>> start Records shown
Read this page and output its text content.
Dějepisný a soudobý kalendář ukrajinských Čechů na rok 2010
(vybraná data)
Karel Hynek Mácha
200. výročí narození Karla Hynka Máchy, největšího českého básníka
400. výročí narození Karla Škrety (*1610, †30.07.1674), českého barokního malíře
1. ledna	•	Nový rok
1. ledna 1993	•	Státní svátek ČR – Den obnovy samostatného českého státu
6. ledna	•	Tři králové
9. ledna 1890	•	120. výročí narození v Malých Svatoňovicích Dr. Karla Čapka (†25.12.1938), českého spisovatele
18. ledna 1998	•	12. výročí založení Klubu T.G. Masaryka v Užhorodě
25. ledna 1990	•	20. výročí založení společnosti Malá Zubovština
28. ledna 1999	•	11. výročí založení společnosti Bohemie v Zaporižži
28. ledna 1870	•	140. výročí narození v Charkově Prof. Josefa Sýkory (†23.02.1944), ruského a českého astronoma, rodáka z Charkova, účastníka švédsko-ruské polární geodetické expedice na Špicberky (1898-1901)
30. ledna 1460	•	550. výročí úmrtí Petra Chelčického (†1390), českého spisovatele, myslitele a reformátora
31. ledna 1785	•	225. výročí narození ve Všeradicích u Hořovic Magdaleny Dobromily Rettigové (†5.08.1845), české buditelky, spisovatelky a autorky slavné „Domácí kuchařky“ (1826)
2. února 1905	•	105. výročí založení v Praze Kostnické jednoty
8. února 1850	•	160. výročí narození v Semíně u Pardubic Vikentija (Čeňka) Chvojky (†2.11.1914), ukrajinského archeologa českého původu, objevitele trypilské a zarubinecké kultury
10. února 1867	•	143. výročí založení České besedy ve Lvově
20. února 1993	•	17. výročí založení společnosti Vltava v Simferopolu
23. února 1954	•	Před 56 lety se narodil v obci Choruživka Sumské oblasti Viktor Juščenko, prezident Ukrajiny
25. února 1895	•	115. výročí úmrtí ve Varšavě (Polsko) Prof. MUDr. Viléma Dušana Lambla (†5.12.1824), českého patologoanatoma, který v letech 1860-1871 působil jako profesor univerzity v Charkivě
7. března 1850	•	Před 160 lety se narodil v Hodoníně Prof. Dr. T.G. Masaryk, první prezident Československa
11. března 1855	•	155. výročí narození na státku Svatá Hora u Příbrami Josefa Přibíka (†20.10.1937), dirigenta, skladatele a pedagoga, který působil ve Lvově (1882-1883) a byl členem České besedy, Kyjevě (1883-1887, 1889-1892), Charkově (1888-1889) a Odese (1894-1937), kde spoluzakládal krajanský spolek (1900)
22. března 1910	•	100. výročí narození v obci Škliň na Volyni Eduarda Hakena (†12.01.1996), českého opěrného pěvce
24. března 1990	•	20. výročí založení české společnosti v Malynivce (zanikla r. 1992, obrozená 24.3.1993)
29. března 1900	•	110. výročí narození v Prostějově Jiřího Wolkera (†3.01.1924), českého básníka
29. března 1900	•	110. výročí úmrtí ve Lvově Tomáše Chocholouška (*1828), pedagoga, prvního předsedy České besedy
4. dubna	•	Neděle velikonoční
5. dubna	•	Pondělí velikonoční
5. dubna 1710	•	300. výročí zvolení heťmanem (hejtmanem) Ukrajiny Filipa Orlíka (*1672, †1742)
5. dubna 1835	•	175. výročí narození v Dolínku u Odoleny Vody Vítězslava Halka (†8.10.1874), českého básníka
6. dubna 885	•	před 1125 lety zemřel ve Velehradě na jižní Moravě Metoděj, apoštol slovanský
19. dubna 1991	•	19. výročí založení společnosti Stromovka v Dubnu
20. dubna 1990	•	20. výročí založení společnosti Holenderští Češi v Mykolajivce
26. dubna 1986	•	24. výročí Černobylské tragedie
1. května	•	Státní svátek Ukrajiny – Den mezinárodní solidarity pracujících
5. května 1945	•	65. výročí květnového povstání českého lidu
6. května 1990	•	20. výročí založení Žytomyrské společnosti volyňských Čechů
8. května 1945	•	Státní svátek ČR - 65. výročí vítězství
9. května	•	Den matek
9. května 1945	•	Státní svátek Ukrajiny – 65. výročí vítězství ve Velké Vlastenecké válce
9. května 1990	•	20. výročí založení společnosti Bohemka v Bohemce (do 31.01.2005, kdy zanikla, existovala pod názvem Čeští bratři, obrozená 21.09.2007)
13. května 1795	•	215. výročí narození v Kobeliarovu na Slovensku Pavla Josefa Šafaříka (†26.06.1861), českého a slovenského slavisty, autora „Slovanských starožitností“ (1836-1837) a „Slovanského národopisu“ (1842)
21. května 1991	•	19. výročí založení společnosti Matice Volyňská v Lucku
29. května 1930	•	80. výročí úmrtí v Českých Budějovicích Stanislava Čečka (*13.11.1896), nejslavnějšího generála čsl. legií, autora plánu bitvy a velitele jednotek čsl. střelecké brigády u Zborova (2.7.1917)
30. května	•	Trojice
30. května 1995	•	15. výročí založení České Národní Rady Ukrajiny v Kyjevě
>> end Records shown
- [Instruction]: Please repeat the listing above in full and exactly.

- [The answer]:
Read this page and output its text content.
Dějepisný a soudobý kalendář ukrajinských Čechů na rok 2010
(vybraná data)
Karel Hynek Mácha
200. výročí narození Karla Hynka Máchy, největšího českého básníka
400. výročí narození Karla Škrety (*1610, †30.07.1674), českého barokního malíře
1. ledna	•	Nový rok
1. ledna 1993	•	Státní svátek ČR – Den obnovy samostatného českého státu
6. ledna	•	Tři králové
9. ledna 1890	•	120. výročí narození v Malých Svatoňovicích Dr. Karla Čapka (†25.12.1938), českého spisovatele
18. ledna 1998	•	12. výročí založení Klubu T.G. Masaryka v Užhorodě
25. ledna 1990	•	20. výročí založení společnosti Malá Zubovština
28. ledna 1999	•	11. výročí založení společnosti Bohemie v Zaporižži
28. ledna 1870	•	140. výročí narození v Charkově Prof. Josefa Sýkory (†23.02.1944), ruského a českého astronoma, rodáka z Charkova, účastníka švédsko-ruské polární geodetické expedice na Špicberky (1898-1901)
30. ledna 1460	•	550. výročí úmrtí Petra Chelčického (†1390), českého spisovatele, myslitele a reformátora
31. ledna 1785	•	225. výročí narození ve Všeradicích u Hořovic Magdaleny Dobromily Rettigové (†5.08.1845), české buditelky, spisovatelky a autorky slavné „Domácí kuchařky“ (1826)
2. února 1905	•	105. výročí založení v Praze Kostnické jednoty
8. února 1850	•	160. výročí narození v Semíně u Pardubic Vikentija (Čeňka) Chvojky (†2.11.1914), ukrajinského archeologa českého původu, objevitele trypilské a zarubinecké kultury
10. února 1867	•	143. výročí založení České besedy ve Lvově
20. února 1993	•	17. výročí založení společnosti Vltava v Simferopolu
23. února 1954	•	Před 56 lety se narodil v obci Choruživka Sumské oblasti Viktor Juščenko, prezident Ukrajiny
25. února 1895	•	115. výročí úmrtí ve Varšavě (Polsko) Prof. MUDr. Viléma Dušana Lambla (†5.12.1824), českého patologoanatoma, který v letech 1860-1871 působil jako profesor univerzity v Charkivě
7. března 1850	•	Před 160 lety se narodil v Hodoníně Prof. Dr. T.G. Masaryk, první prezident Československa
11. března 1855	•	155. výročí narození na státku Svatá Hora u Příbrami Josefa Přibíka (†20.10.1937), dirigenta, skladatele a pedagoga, který působil ve Lvově (1882-1883) a byl členem České besedy, Kyjevě (1883-1887, 1889-1892), Charkově (1888-1889) a Odese (1894-1937), kde spoluzakládal krajanský spolek (1900)
22. března 1910	•	100. výročí narození v obci Škliň na Volyni Eduarda Hakena (†12.01.1996), českého opěrného pěvce
24. března 1990	•	20. výročí založení české společnosti v Malynivce (zanikla r. 1992, obrozená 24.3.1993)
29. března 1900	•	110. výročí narození v Prostějově Jiřího Wolkera (†3.01.1924), českého básníka
29. března 1900	•	110. výročí úmrtí ve Lvově Tomáše Chocholouška (*1828), pedagoga, prvního předsedy České besedy
4. dubna	•	Neděle velikonoční
5. dubna	•	Pondělí velikonoční
5. dubna 1710	•	300. výročí zvolení heťmanem (hejtmanem) Ukrajiny Filipa Orlíka (*1672, †1742)
5. dubna 1835	•	175. výročí narození v Dolínku u Odoleny Vody Vítězslava Halka (†8.10.1874), českého básníka
6. dubna 885	•	před 1125 lety zemřel ve Velehradě na jižní Moravě Metoděj, apoštol slovanský
19. dubna 1991	•	19. výročí založení společnosti Stromovka v Dubnu
20. dubna 1990	•	20. výročí založení společnosti Holenderští Češi v Mykolajivce
26. dubna 1986	•	24. výročí Černobylské tragedie
1. května	•	Státní svátek Ukrajiny – Den mezinárodní solidarity pracujících
5. května 1945	•	65. výročí květnového povstání českého lidu
6. května 1990	•	20. výročí založení Žytomyrské společnosti volyňských Čechů
8. května 1945	•	Státní svátek ČR - 65. výročí vítězství
9. května	•	Den matek
9. května 1945	•	Státní svátek Ukrajiny – 65. výročí vítězství ve Velké Vlastenecké válce
9. května 1990	•	20. výročí založení společnosti Bohemka v Bohemce (do 31.01.2005, kdy zanikla, existovala pod názvem Čeští bratři, obrozená 21.09.2007)
13. května 1795	•	215. výročí narození v Kobeliarovu na Slovensku Pavla Josefa Šafaříka (†26.06.1861), českého a slovenského slavisty, autora „Slovanských starožitností“ (1836-1837) a „Slovanského národopisu“ (1842)
21. května 1991	•	19. výročí založení společnosti Matice Volyňská v Lucku
29. května 1930	•	80. výročí úmrtí v Českých Budějovicích Stanislava Čečka (*13.11.1896), nejslavnějšího generála čsl. legií, autora plánu bitvy a velitele jednotek čsl. střelecké brigády u Zborova (2.7.1917)
30. května	•	Trojice
30. května 1995	•	15. výročí založení České Národní Rady Ukrajiny v Kyjevě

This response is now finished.